**Task objective**. Say how many lines of these entries include the word "nobis", and answer with the number alone.
[start Data extract]
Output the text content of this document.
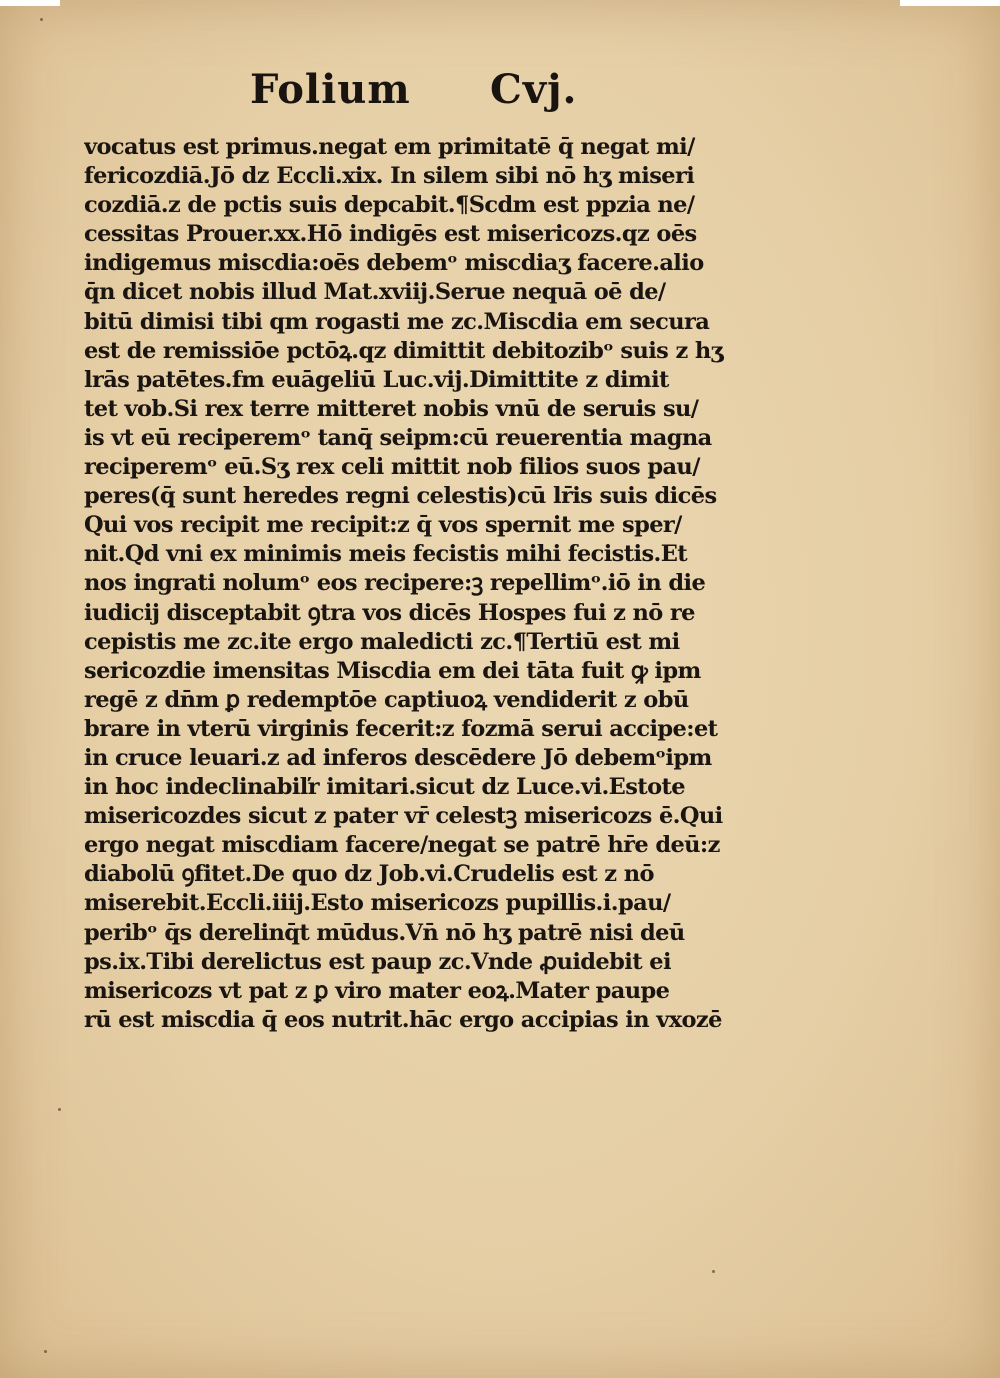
Folium Cvj.
vocatus est primus.negat em primitatē q̄ negat mi/
fericozdiā.Jō dz Eccli.xix. In silem sibi nō hʒ miseri
cozdiā.z de pctis suis depcabit.¶Scdm est ppzia ne/
cessitas Prouer.xx.Hō indigēs est misericozs.qz oēs
indigemus miscdia:oēs debemᵒ miscdiaʒ facere.alio
q̄n dicet nobis illud Mat.xviij.Serue nequā oē de/
bitū dimisi tibi qm rogasti me zc.Miscdia em secura
est de remissiōe pctōꝝ.qz dimittit debitozibᵒ suis z hʒ
lrās patētes.fm euāgeliū Luc.vij.Dimittite z dimit
tet vob.Si rex terre mitteret nobis vnū de seruis su/
is vt eū reciperemᵒ tanq̄ seipm:cū reuerentia magna
reciperemᵒ eū.Sʒ rex celi mittit nob filios suos pau/
peres(q̄ sunt heredes regni celestis)cū lr̄is suis dicēs
Qui vos recipit me recipit:z q̄ vos spernit me sper/
nit.Qd vni ex minimis meis fecistis mihi fecistis.Et
nos ingrati nolumᵒ eos recipere:ꝫ repellimᵒ.iō in die
iudicij disceptabit ꝯtra vos dicēs Hospes fui z nō re
cepistis me zc.ite ergo maledicti zc.¶Tertiū est mi
sericozdie imensitas Miscdia em dei tāta fuit ꝙ ipm
regē z dn̄m ꝑ redemptōe captiuoꝝ vendiderit z obū
brare in vterū virginis fecerit:z fozmā serui accipe:et
in cruce leuari.z ad inferos descēdere Jō debemᵒipm
in hoc indeclinabiľr imitari.sicut dz Luce.vi.Estote
misericozdes sicut z pater vr̄ celestꝫ misericozs ē.Qui
ergo negat miscdiam facere/negat se patrē hr̄e deū:z
diabolū ꝯfitet.De quo dz Job.vi.Crudelis est z nō
miserebit.Eccli.iiij.Esto misericozs pupillis.i.pau/
peribᵒ q̄s derelinq̄t mūdus.Vn̄ nō hʒ patrē nisi deū
ps.ix.Tibi derelictus est paup zc.Vnde ꝓuidebit ei
misericozs vt pat z ꝑ viro mater eoꝝ.Mater paupe
rū est miscdia q̄ eos nutrit.hāc ergo accipias in vxozē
[end Data extract]
**Task response**. 2